**Task description:** From the records below, pull each line that has "ylabel".

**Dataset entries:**
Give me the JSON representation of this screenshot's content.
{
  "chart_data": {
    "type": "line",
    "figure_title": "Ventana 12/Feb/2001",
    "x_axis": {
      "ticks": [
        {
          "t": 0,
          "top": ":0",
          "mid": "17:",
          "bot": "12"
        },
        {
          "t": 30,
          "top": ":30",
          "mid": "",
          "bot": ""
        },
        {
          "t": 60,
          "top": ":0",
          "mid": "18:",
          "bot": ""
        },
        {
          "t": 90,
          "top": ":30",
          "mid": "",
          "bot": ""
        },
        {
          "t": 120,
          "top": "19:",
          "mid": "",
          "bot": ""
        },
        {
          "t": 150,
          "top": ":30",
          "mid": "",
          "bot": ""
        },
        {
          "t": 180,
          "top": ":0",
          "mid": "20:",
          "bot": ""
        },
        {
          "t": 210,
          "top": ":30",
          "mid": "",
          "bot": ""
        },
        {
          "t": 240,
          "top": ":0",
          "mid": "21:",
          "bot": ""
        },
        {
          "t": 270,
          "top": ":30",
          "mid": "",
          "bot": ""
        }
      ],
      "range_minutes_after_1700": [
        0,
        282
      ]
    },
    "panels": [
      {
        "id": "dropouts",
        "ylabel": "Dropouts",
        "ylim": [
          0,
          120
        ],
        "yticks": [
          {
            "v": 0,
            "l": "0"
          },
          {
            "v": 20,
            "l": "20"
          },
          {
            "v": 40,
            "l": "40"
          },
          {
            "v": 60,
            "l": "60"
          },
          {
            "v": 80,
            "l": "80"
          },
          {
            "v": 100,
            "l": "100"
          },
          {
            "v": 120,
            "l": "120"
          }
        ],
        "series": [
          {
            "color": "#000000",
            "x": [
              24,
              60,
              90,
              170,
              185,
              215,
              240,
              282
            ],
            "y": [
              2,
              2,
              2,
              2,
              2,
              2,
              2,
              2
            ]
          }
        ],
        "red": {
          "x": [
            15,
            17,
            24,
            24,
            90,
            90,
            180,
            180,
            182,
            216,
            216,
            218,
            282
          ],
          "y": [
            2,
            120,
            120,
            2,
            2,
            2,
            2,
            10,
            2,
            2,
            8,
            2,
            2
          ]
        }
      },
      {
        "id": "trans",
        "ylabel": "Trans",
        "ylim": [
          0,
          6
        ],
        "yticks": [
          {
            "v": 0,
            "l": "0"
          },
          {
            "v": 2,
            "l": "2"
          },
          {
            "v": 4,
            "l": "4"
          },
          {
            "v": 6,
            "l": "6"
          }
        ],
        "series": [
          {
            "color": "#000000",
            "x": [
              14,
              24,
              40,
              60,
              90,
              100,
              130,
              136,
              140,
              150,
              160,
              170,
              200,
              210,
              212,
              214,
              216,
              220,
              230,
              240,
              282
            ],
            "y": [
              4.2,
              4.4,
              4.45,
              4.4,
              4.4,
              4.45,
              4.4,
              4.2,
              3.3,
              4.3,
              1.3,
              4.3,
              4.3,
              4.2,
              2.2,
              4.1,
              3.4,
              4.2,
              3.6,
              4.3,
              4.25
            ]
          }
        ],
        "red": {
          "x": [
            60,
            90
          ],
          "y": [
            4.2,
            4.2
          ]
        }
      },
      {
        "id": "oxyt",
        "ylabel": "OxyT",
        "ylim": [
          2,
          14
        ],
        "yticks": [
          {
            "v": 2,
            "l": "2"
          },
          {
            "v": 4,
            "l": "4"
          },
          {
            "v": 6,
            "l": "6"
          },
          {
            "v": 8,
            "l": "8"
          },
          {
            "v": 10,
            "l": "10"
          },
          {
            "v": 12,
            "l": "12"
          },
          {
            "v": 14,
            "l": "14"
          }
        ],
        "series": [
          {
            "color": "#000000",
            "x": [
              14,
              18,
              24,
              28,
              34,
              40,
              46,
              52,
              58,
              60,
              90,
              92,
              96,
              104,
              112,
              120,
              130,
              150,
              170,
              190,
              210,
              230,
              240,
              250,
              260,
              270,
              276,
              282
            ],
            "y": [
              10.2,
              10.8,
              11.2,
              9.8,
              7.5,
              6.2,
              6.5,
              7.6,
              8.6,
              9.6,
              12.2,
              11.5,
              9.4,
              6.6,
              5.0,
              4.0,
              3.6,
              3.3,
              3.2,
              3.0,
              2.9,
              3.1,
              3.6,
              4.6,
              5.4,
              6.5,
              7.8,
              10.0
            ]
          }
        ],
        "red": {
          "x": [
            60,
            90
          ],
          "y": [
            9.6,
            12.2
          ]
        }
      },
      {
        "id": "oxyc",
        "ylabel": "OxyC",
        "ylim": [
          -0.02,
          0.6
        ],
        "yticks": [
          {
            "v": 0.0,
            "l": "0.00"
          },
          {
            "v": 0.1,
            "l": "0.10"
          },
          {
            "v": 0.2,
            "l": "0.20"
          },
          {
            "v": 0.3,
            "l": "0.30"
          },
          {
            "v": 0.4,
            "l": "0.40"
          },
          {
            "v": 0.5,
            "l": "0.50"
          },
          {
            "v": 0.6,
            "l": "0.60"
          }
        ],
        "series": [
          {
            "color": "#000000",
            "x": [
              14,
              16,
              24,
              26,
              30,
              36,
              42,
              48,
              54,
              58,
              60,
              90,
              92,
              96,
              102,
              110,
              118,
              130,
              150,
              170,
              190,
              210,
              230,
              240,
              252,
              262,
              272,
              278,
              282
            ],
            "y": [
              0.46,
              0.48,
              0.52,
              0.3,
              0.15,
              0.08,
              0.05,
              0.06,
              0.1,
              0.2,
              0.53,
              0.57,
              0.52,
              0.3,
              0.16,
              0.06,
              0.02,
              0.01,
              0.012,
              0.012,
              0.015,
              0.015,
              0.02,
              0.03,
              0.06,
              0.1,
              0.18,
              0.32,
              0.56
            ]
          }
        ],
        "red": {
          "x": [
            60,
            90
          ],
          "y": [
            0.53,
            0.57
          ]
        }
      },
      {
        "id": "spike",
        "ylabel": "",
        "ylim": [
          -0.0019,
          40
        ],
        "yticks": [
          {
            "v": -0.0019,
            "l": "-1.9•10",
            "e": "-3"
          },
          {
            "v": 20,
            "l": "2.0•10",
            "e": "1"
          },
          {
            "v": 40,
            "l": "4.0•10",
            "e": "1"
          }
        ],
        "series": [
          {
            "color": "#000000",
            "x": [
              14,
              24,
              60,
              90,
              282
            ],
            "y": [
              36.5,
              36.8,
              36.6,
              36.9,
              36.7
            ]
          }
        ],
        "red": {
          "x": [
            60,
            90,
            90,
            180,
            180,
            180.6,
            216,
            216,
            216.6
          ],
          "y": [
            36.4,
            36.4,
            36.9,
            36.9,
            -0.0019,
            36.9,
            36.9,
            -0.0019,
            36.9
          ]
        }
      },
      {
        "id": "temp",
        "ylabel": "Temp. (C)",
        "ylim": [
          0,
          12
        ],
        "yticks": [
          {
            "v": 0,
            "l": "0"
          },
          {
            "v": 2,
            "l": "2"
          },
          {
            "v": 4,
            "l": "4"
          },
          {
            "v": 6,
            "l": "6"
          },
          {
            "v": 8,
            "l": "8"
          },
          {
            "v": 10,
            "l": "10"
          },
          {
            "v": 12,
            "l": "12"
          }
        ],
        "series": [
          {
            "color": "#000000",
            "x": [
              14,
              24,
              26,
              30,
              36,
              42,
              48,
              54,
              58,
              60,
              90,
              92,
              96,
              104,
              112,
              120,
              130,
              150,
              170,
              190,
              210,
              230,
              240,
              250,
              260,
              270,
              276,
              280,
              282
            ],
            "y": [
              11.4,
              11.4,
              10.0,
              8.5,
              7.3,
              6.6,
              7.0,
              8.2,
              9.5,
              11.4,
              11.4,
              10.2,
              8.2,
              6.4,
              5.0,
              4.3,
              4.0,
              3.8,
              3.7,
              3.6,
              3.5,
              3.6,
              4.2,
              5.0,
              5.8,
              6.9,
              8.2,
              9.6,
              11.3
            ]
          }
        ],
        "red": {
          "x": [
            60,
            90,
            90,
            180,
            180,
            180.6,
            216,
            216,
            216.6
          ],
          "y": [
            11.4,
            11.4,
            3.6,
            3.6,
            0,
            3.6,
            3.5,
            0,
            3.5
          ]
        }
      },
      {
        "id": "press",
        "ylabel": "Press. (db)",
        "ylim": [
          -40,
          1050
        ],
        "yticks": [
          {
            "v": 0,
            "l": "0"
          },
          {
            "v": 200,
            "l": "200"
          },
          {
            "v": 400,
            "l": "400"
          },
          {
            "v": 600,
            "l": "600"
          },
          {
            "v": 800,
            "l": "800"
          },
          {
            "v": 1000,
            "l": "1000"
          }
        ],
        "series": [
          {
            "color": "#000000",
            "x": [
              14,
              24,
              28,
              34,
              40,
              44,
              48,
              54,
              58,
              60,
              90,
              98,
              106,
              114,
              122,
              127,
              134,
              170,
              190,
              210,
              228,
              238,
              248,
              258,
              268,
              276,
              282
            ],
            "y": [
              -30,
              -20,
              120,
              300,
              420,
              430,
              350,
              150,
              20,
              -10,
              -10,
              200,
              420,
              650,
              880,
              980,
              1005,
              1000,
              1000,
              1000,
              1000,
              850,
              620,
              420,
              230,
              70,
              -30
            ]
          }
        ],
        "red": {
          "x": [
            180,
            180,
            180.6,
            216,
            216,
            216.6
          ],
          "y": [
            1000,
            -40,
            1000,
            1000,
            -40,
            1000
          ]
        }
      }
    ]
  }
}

**Correct result:**
        "ylabel": "Dropouts",
        "ylabel": "Trans",
        "ylabel": "OxyT",
        "ylabel": "OxyC",
        "ylabel": "",
        "ylabel": "Temp. (C)",
        "ylabel": "Press. (db)",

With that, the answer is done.